##### EXTRACTED DATA
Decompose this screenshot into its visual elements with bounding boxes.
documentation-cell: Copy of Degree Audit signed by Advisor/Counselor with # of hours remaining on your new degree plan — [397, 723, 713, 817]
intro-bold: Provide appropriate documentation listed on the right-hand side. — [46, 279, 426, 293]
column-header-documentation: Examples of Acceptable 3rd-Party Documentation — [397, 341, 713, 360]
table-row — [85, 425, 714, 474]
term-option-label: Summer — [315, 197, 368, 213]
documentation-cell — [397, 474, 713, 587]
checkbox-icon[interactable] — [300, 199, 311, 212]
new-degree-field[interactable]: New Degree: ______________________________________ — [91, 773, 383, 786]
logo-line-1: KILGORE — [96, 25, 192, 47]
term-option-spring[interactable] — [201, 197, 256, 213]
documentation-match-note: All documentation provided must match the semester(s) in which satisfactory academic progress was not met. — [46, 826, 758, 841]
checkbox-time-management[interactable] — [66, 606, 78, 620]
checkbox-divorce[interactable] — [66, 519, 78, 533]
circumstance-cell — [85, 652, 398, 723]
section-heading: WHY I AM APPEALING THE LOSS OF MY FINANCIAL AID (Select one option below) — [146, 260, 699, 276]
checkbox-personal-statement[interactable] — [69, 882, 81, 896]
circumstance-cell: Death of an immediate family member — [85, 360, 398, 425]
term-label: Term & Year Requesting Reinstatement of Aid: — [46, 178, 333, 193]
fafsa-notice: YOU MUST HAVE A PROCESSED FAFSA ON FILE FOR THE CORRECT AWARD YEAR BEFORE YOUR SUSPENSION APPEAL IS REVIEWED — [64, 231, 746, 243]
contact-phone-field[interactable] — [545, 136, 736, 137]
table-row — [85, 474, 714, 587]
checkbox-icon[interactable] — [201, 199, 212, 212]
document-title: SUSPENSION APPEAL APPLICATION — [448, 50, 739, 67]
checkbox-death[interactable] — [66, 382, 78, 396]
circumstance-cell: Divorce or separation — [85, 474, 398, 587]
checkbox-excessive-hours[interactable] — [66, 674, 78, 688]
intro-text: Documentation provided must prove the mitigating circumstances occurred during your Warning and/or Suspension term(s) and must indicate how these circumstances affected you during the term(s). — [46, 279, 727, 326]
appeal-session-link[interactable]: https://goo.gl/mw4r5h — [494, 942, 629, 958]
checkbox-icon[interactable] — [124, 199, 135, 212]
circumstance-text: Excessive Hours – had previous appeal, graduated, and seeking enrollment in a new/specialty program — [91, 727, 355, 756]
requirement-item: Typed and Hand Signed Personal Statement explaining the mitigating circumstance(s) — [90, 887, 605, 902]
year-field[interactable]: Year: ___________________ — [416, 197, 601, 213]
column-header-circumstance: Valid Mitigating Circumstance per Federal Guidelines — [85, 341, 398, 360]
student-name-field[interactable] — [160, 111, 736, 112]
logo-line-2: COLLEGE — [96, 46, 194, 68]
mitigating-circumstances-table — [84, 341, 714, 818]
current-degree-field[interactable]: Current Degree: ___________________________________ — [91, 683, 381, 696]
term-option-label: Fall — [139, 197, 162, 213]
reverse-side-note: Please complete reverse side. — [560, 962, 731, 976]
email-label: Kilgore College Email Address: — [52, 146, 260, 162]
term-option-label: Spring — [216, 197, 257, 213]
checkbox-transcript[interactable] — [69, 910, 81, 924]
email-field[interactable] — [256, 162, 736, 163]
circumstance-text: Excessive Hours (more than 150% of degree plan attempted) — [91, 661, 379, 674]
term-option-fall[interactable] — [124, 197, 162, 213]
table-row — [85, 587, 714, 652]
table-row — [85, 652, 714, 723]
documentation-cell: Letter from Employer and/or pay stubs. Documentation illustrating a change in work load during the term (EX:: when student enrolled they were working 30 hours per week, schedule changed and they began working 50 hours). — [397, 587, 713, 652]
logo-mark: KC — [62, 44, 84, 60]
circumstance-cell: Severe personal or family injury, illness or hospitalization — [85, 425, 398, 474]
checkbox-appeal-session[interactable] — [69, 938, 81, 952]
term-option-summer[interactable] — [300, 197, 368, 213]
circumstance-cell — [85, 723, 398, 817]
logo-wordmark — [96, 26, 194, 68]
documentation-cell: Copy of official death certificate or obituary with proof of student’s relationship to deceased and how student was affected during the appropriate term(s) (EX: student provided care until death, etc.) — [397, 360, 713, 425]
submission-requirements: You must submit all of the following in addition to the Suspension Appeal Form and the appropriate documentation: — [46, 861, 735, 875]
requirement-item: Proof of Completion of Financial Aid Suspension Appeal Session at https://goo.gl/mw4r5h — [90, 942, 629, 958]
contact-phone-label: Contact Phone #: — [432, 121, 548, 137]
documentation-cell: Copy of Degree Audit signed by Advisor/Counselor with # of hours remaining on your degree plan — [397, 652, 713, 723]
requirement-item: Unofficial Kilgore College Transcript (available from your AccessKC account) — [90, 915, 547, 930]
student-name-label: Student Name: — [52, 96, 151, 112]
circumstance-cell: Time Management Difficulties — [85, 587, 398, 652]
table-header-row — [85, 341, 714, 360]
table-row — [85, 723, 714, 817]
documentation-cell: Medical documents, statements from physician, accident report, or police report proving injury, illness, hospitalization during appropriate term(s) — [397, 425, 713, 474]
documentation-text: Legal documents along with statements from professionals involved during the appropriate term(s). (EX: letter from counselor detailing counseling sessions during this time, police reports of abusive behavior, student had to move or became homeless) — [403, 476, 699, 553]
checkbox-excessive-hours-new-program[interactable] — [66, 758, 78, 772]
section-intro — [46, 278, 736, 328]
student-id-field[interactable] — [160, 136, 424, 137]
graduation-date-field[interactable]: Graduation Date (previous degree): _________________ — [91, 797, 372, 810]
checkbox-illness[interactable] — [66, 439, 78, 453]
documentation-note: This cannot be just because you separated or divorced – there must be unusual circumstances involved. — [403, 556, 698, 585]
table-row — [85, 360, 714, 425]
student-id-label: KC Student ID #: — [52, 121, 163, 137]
##########
◆ GOAL OF THE EXERCISE ◆
Reproduce the entries above word for word, with nothing left out.

◆ EXERCISE RESPONSE ◆
Decompose this screenshot into its visual elements with bounding boxes.
documentation-cell: Copy of Degree Audit signed by Advisor/Counselor with # of hours remaining on your new degree plan — [397, 723, 713, 817]
intro-bold: Provide appropriate documentation listed on the right-hand side. — [46, 279, 426, 293]
column-header-documentation: Examples of Acceptable 3rd-Party Documentation — [397, 341, 713, 360]
table-row — [85, 425, 714, 474]
term-option-label: Summer — [315, 197, 368, 213]
documentation-cell — [397, 474, 713, 587]
checkbox-icon[interactable] — [300, 199, 311, 212]
new-degree-field[interactable]: New Degree: ______________________________________ — [91, 773, 383, 786]
logo-line-1: KILGORE — [96, 25, 192, 47]
term-option-spring[interactable] — [201, 197, 256, 213]
documentation-match-note: All documentation provided must match the semester(s) in which satisfactory academic progress was not met. — [46, 826, 758, 841]
checkbox-time-management[interactable] — [66, 606, 78, 620]
checkbox-divorce[interactable] — [66, 519, 78, 533]
circumstance-cell — [85, 652, 398, 723]
section-heading: WHY I AM APPEALING THE LOSS OF MY FINANCIAL AID (Select one option below) — [146, 260, 699, 276]
checkbox-personal-statement[interactable] — [69, 882, 81, 896]
circumstance-cell: Death of an immediate family member — [85, 360, 398, 425]
term-label: Term & Year Requesting Reinstatement of Aid: — [46, 178, 333, 193]
fafsa-notice: YOU MUST HAVE A PROCESSED FAFSA ON FILE FOR THE CORRECT AWARD YEAR BEFORE YOUR SUSPENSION APPEAL IS REVIEWED — [64, 231, 746, 243]
contact-phone-field[interactable] — [545, 136, 736, 137]
table-row — [85, 474, 714, 587]
checkbox-icon[interactable] — [201, 199, 212, 212]
document-title: SUSPENSION APPEAL APPLICATION — [448, 50, 739, 67]
checkbox-death[interactable] — [66, 382, 78, 396]
circumstance-cell: Divorce or separation — [85, 474, 398, 587]
checkbox-excessive-hours[interactable] — [66, 674, 78, 688]
intro-text: Documentation provided must prove the mitigating circumstances occurred during your Warning and/or Suspension term(s) and must indicate how these circumstances affected you during the term(s). — [46, 279, 727, 326]
appeal-session-link[interactable]: https://goo.gl/mw4r5h — [494, 942, 629, 958]
checkbox-icon[interactable] — [124, 199, 135, 212]
circumstance-text: Excessive Hours – had previous appeal, graduated, and seeking enrollment in a new/specialty program — [91, 727, 355, 756]
requirement-item: Typed and Hand Signed Personal Statement explaining the mitigating circumstance(s) — [90, 887, 605, 902]
year-field[interactable]: Year: ___________________ — [416, 197, 601, 213]
column-header-circumstance: Valid Mitigating Circumstance per Federal Guidelines — [85, 341, 398, 360]
student-name-field[interactable] — [160, 111, 736, 112]
logo-line-2: COLLEGE — [96, 46, 194, 68]
mitigating-circumstances-table — [84, 341, 714, 818]
current-degree-field[interactable]: Current Degree: ___________________________________ — [91, 683, 381, 696]
term-option-label: Fall — [139, 197, 162, 213]
reverse-side-note: Please complete reverse side. — [560, 962, 731, 976]
email-label: Kilgore College Email Address: — [52, 146, 260, 162]
term-option-label: Spring — [216, 197, 257, 213]
checkbox-transcript[interactable] — [69, 910, 81, 924]
email-field[interactable] — [256, 162, 736, 163]
circumstance-text: Excessive Hours (more than 150% of degree plan attempted) — [91, 661, 379, 674]
term-option-fall[interactable] — [124, 197, 162, 213]
table-row — [85, 587, 714, 652]
table-row — [85, 652, 714, 723]
documentation-cell: Letter from Employer and/or pay stubs. Documentation illustrating a change in work load during the term (EX:: when student enrolled they were working 30 hours per week, schedule changed and they began working 50 hours). — [397, 587, 713, 652]
logo-mark: KC — [62, 44, 84, 60]
circumstance-cell: Severe personal or family injury, illness or hospitalization — [85, 425, 398, 474]
checkbox-appeal-session[interactable] — [69, 938, 81, 952]
term-option-summer[interactable] — [300, 197, 368, 213]
circumstance-cell — [85, 723, 398, 817]
logo-wordmark — [96, 26, 194, 68]
documentation-cell: Copy of official death certificate or obituary with proof of student’s relationship to deceased and how student was affected during the appropriate term(s) (EX: student provided care until death, etc.) — [397, 360, 713, 425]
submission-requirements: You must submit all of the following in addition to the Suspension Appeal Form and the appropriate documentation: — [46, 861, 735, 875]
requirement-item: Proof of Completion of Financial Aid Suspension Appeal Session at https://goo.gl/mw4r5h — [90, 942, 629, 958]
contact-phone-label: Contact Phone #: — [432, 121, 548, 137]
documentation-cell: Copy of Degree Audit signed by Advisor/Counselor with # of hours remaining on your degree plan — [397, 652, 713, 723]
requirement-item: Unofficial Kilgore College Transcript (available from your AccessKC account) — [90, 915, 547, 930]
student-name-label: Student Name: — [52, 96, 151, 112]
circumstance-cell: Time Management Difficulties — [85, 587, 398, 652]
table-header-row — [85, 341, 714, 360]
table-row — [85, 723, 714, 817]
documentation-cell: Medical documents, statements from physician, accident report, or police report proving injury, illness, hospitalization during appropriate term(s) — [397, 425, 713, 474]
documentation-text: Legal documents along with statements from professionals involved during the appropriate term(s). (EX: letter from counselor detailing counseling sessions during this time, police reports of abusive behavior, student had to move or became homeless) — [403, 476, 699, 553]
checkbox-excessive-hours-new-program[interactable] — [66, 758, 78, 772]
section-intro — [46, 278, 736, 328]
student-id-field[interactable] — [160, 136, 424, 137]
graduation-date-field[interactable]: Graduation Date (previous degree): _________________ — [91, 797, 372, 810]
checkbox-illness[interactable] — [66, 439, 78, 453]
documentation-note: This cannot be just because you separated or divorced – there must be unusual circumstances involved. — [403, 556, 698, 585]
table-row — [85, 360, 714, 425]
student-id-label: KC Student ID #: — [52, 121, 163, 137]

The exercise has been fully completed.